* **To do**:
What is needed here is an exact copy of every entry.

[Records about charts and figures]
***

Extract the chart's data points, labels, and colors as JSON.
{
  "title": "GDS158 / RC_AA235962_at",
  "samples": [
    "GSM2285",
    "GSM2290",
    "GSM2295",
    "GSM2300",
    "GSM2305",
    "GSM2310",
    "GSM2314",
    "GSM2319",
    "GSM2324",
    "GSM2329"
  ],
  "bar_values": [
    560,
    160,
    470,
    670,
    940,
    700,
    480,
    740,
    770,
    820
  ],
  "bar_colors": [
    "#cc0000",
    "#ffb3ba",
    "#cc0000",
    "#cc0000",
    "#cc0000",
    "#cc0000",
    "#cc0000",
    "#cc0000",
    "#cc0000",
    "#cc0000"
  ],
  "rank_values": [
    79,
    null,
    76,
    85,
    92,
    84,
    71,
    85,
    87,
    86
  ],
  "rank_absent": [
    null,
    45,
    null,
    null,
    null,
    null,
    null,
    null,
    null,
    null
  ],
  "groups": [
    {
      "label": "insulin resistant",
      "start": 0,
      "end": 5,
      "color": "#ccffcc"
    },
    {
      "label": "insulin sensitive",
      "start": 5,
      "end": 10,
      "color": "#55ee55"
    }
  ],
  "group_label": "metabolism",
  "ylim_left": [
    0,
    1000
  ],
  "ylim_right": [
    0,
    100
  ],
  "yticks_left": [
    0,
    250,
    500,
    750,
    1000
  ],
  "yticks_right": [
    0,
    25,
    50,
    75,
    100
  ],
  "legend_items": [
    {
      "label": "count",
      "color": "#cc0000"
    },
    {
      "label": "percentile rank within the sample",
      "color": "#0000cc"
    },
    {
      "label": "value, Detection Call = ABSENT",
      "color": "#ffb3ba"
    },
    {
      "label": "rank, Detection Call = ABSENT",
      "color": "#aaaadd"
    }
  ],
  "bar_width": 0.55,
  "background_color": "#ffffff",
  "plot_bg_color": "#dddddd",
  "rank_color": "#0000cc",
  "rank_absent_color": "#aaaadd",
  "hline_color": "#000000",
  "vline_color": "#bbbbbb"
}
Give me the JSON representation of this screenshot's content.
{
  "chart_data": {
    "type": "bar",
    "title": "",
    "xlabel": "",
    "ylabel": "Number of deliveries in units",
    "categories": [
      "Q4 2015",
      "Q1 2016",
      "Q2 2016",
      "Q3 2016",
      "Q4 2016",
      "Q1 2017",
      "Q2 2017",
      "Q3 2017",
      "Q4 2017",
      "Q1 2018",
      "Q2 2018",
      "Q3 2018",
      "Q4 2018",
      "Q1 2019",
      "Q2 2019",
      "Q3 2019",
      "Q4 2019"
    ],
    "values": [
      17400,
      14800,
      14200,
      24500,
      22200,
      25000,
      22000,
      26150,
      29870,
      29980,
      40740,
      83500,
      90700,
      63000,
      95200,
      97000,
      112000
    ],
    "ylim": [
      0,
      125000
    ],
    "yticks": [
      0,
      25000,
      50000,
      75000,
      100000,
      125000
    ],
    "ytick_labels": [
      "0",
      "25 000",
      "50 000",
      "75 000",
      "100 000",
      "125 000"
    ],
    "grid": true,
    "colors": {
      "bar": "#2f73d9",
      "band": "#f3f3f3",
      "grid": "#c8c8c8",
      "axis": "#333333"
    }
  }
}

***

* **Expected answer**:
Extract the chart's data points, labels, and colors as JSON.
{
  "title": "GDS158 / RC_AA235962_at",
  "samples": [
    "GSM2285",
    "GSM2290",
    "GSM2295",
    "GSM2300",
    "GSM2305",
    "GSM2310",
    "GSM2314",
    "GSM2319",
    "GSM2324",
    "GSM2329"
  ],
  "bar_values": [
    560,
    160,
    470,
    670,
    940,
    700,
    480,
    740,
    770,
    820
  ],
  "bar_colors": [
    "#cc0000",
    "#ffb3ba",
    "#cc0000",
    "#cc0000",
    "#cc0000",
    "#cc0000",
    "#cc0000",
    "#cc0000",
    "#cc0000",
    "#cc0000"
  ],
  "rank_values": [
    79,
    null,
    76,
    85,
    92,
    84,
    71,
    85,
    87,
    86
  ],
  "rank_absent": [
    null,
    45,
    null,
    null,
    null,
    null,
    null,
    null,
    null,
    null
  ],
  "groups": [
    {
      "label": "insulin resistant",
      "start": 0,
      "end": 5,
      "color": "#ccffcc"
    },
    {
      "label": "insulin sensitive",
      "start": 5,
      "end": 10,
      "color": "#55ee55"
    }
  ],
  "group_label": "metabolism",
  "ylim_left": [
    0,
    1000
  ],
  "ylim_right": [
    0,
    100
  ],
  "yticks_left": [
    0,
    250,
    500,
    750,
    1000
  ],
  "yticks_right": [
    0,
    25,
    50,
    75,
    100
  ],
  "legend_items": [
    {
      "label": "count",
      "color": "#cc0000"
    },
    {
      "label": "percentile rank within the sample",
      "color": "#0000cc"
    },
    {
      "label": "value, Detection Call = ABSENT",
      "color": "#ffb3ba"
    },
    {
      "label": "rank, Detection Call = ABSENT",
      "color": "#aaaadd"
    }
  ],
  "bar_width": 0.55,
  "background_color": "#ffffff",
  "plot_bg_color": "#dddddd",
  "rank_color": "#0000cc",
  "rank_absent_color": "#aaaadd",
  "hline_color": "#000000",
  "vline_color": "#bbbbbb"
}
Give me the JSON representation of this screenshot's content.
{
  "chart_data": {
    "type": "bar",
    "title": "",
    "xlabel": "",
    "ylabel": "Number of deliveries in units",
    "categories": [
      "Q4 2015",
      "Q1 2016",
      "Q2 2016",
      "Q3 2016",
      "Q4 2016",
      "Q1 2017",
      "Q2 2017",
      "Q3 2017",
      "Q4 2017",
      "Q1 2018",
      "Q2 2018",
      "Q3 2018",
      "Q4 2018",
      "Q1 2019",
      "Q2 2019",
      "Q3 2019",
      "Q4 2019"
    ],
    "values": [
      17400,
      14800,
      14200,
      24500,
      22200,
      25000,
      22000,
      26150,
      29870,
      29980,
      40740,
      83500,
      90700,
      63000,
      95200,
      97000,
      112000
    ],
    "ylim": [
      0,
      125000
    ],
    "yticks": [
      0,
      25000,
      50000,
      75000,
      100000,
      125000
    ],
    "ytick_labels": [
      "0",
      "25 000",
      "50 000",
      "75 000",
      "100 000",
      "125 000"
    ],
    "grid": true,
    "colors": {
      "bar": "#2f73d9",
      "band": "#f3f3f3",
      "grid": "#c8c8c8",
      "axis": "#333333"
    }
  }
}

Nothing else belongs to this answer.